[Dataset items]
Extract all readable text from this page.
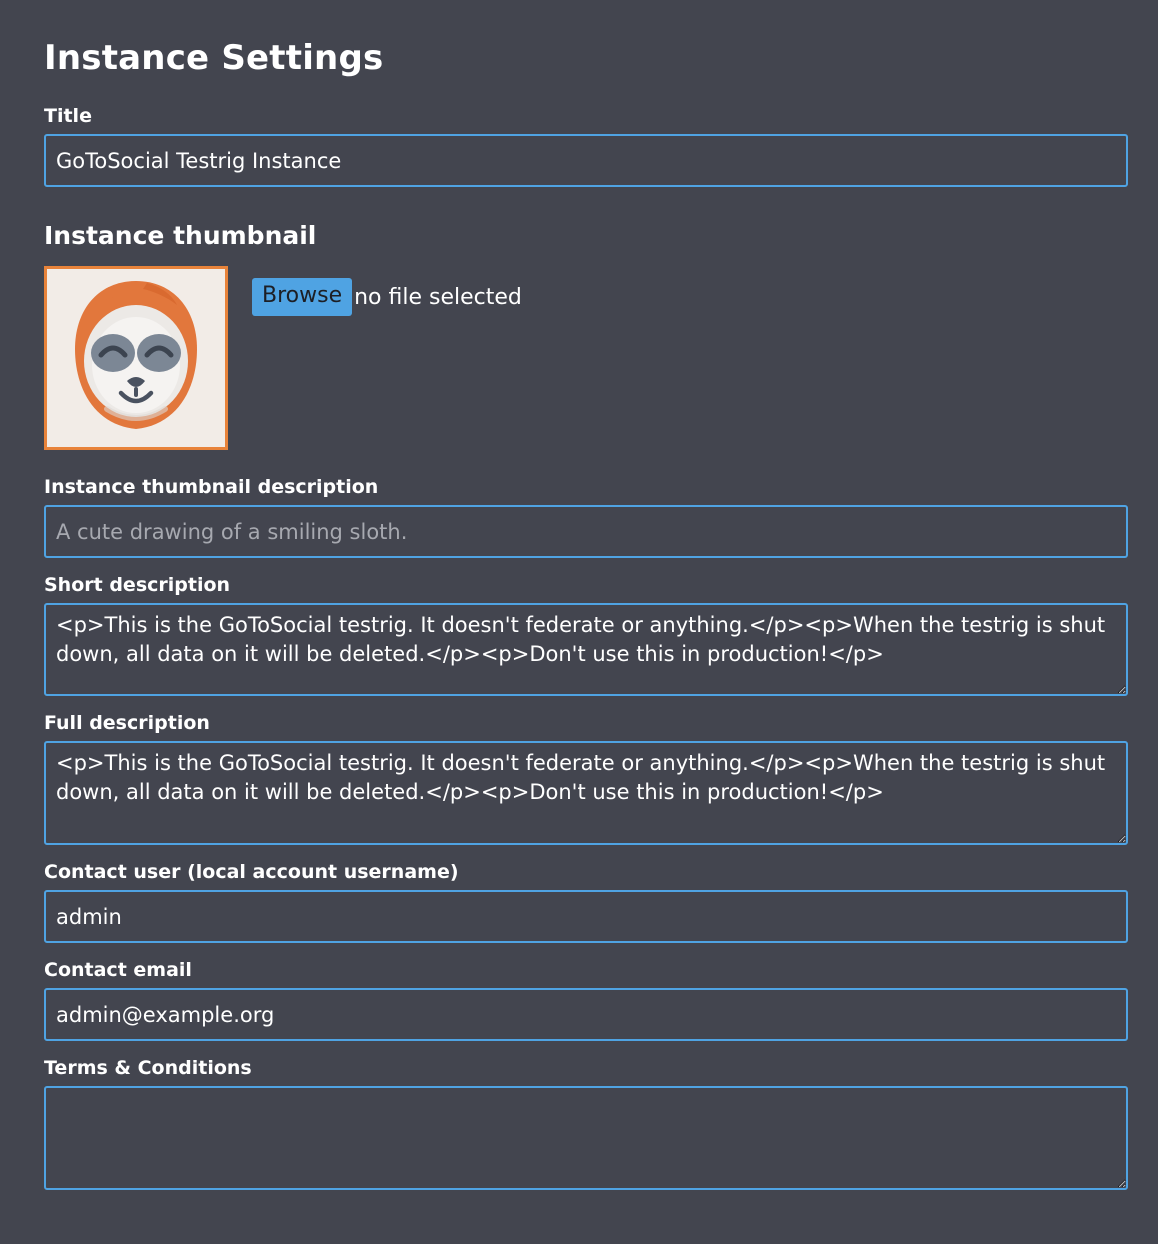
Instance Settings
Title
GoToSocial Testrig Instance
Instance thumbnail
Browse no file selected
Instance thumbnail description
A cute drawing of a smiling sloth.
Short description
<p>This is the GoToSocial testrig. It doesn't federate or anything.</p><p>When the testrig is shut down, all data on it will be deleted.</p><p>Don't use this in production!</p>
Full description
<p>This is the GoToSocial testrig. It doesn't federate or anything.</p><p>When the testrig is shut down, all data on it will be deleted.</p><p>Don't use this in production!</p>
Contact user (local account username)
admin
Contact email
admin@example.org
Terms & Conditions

WHAT THE TASK REQUIRES → Gather up the lines containing the word "thumbnail" from these records and copy them.

THE RESULT →
Instance thumbnail
Instance thumbnail description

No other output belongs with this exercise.